- _The problem_
Return the entries below in their exact form, leaving the pictures out.

━━ Records shown

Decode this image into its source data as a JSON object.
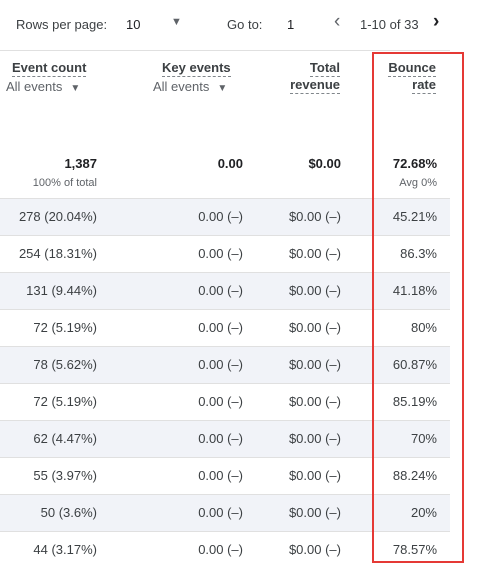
{
  "pagination": {
    "rows_per_page_label": "Rows per page:",
    "rows_per_page_value": "10",
    "go_to_label": "Go to:",
    "go_to_value": "1",
    "range_label": "1-10 of 33"
  },
  "columns": {
    "event_count": {
      "title": "Event count",
      "filter": "All events"
    },
    "key_events": {
      "title": "Key events",
      "filter": "All events"
    },
    "total_revenue": {
      "title_line1": "Total",
      "title_line2": "revenue"
    },
    "bounce_rate": {
      "title_line1": "Bounce",
      "title_line2": "rate"
    }
  },
  "totals": {
    "event_count": "1,387",
    "event_count_sub": "100% of total",
    "key_events": "0.00",
    "total_revenue": "$0.00",
    "bounce_rate": "72.68%",
    "bounce_rate_sub": "Avg 0%"
  },
  "rows": [
    {
      "event_count": "278 (20.04%)",
      "key_events": "0.00 (–)",
      "revenue": "$0.00 (–)",
      "bounce": "45.21%"
    },
    {
      "event_count": "254 (18.31%)",
      "key_events": "0.00 (–)",
      "revenue": "$0.00 (–)",
      "bounce": "86.3%"
    },
    {
      "event_count": "131 (9.44%)",
      "key_events": "0.00 (–)",
      "revenue": "$0.00 (–)",
      "bounce": "41.18%"
    },
    {
      "event_count": "72 (5.19%)",
      "key_events": "0.00 (–)",
      "revenue": "$0.00 (–)",
      "bounce": "80%"
    },
    {
      "event_count": "78 (5.62%)",
      "key_events": "0.00 (–)",
      "revenue": "$0.00 (–)",
      "bounce": "60.87%"
    },
    {
      "event_count": "72 (5.19%)",
      "key_events": "0.00 (–)",
      "revenue": "$0.00 (–)",
      "bounce": "85.19%"
    },
    {
      "event_count": "62 (4.47%)",
      "key_events": "0.00 (–)",
      "revenue": "$0.00 (–)",
      "bounce": "70%"
    },
    {
      "event_count": "55 (3.97%)",
      "key_events": "0.00 (–)",
      "revenue": "$0.00 (–)",
      "bounce": "88.24%"
    },
    {
      "event_count": "50 (3.6%)",
      "key_events": "0.00 (–)",
      "revenue": "$0.00 (–)",
      "bounce": "20%"
    },
    {
      "event_count": "44 (3.17%)",
      "key_events": "0.00 (–)",
      "revenue": "$0.00 (–)",
      "bounce": "78.57%"
    }
  ],
  "icons": {
    "rows_per_page_caret": "caret-down-icon",
    "prev_page": "chevron-left-icon",
    "next_page": "chevron-right-icon",
    "filter_caret": "caret-down-icon"
  },
  "colors": {
    "highlight_border": "#e53935",
    "row_alt_background": "#f1f3f8"
  }
}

━━━━

- _Result for this exercise_
Decode this image into its source data as a JSON object.
{
  "pagination": {
    "rows_per_page_label": "Rows per page:",
    "rows_per_page_value": "10",
    "go_to_label": "Go to:",
    "go_to_value": "1",
    "range_label": "1-10 of 33"
  },
  "columns": {
    "event_count": {
      "title": "Event count",
      "filter": "All events"
    },
    "key_events": {
      "title": "Key events",
      "filter": "All events"
    },
    "total_revenue": {
      "title_line1": "Total",
      "title_line2": "revenue"
    },
    "bounce_rate": {
      "title_line1": "Bounce",
      "title_line2": "rate"
    }
  },
  "totals": {
    "event_count": "1,387",
    "event_count_sub": "100% of total",
    "key_events": "0.00",
    "total_revenue": "$0.00",
    "bounce_rate": "72.68%",
    "bounce_rate_sub": "Avg 0%"
  },
  "rows": [
    {
      "event_count": "278 (20.04%)",
      "key_events": "0.00 (–)",
      "revenue": "$0.00 (–)",
      "bounce": "45.21%"
    },
    {
      "event_count": "254 (18.31%)",
      "key_events": "0.00 (–)",
      "revenue": "$0.00 (–)",
      "bounce": "86.3%"
    },
    {
      "event_count": "131 (9.44%)",
      "key_events": "0.00 (–)",
      "revenue": "$0.00 (–)",
      "bounce": "41.18%"
    },
    {
      "event_count": "72 (5.19%)",
      "key_events": "0.00 (–)",
      "revenue": "$0.00 (–)",
      "bounce": "80%"
    },
    {
      "event_count": "78 (5.62%)",
      "key_events": "0.00 (–)",
      "revenue": "$0.00 (–)",
      "bounce": "60.87%"
    },
    {
      "event_count": "72 (5.19%)",
      "key_events": "0.00 (–)",
      "revenue": "$0.00 (–)",
      "bounce": "85.19%"
    },
    {
      "event_count": "62 (4.47%)",
      "key_events": "0.00 (–)",
      "revenue": "$0.00 (–)",
      "bounce": "70%"
    },
    {
      "event_count": "55 (3.97%)",
      "key_events": "0.00 (–)",
      "revenue": "$0.00 (–)",
      "bounce": "88.24%"
    },
    {
      "event_count": "50 (3.6%)",
      "key_events": "0.00 (–)",
      "revenue": "$0.00 (–)",
      "bounce": "20%"
    },
    {
      "event_count": "44 (3.17%)",
      "key_events": "0.00 (–)",
      "revenue": "$0.00 (–)",
      "bounce": "78.57%"
    }
  ],
  "icons": {
    "rows_per_page_caret": "caret-down-icon",
    "prev_page": "chevron-left-icon",
    "next_page": "chevron-right-icon",
    "filter_caret": "caret-down-icon"
  },
  "colors": {
    "highlight_border": "#e53935",
    "row_alt_background": "#f1f3f8"
  }
}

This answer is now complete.